- _EXTRACTED MATERIAL_:

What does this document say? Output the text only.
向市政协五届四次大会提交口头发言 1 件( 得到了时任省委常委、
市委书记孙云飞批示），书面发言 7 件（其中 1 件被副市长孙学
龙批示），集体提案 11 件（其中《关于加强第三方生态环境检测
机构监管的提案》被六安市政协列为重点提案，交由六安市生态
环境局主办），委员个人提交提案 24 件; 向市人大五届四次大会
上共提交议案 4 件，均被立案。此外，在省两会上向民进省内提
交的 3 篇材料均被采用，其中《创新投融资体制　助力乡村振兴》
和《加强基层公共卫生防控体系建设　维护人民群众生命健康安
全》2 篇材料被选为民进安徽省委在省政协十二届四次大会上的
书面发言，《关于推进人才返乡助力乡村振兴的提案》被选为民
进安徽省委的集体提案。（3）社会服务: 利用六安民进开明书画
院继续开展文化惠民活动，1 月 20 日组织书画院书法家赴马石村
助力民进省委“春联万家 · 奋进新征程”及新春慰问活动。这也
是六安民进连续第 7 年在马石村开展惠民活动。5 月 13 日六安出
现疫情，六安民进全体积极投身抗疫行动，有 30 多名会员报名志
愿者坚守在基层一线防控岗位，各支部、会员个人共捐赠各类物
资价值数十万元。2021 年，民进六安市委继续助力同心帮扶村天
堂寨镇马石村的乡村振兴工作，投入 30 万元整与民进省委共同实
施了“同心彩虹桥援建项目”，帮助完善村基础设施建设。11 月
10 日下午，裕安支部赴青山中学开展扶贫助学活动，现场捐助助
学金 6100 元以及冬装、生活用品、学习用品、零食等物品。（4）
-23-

- _THE EXERCISE_: In the entries above, find the lines containing the word "书面发言" and say how many there are, with no other words.

- _RESULT FOR THIS TASK_: 2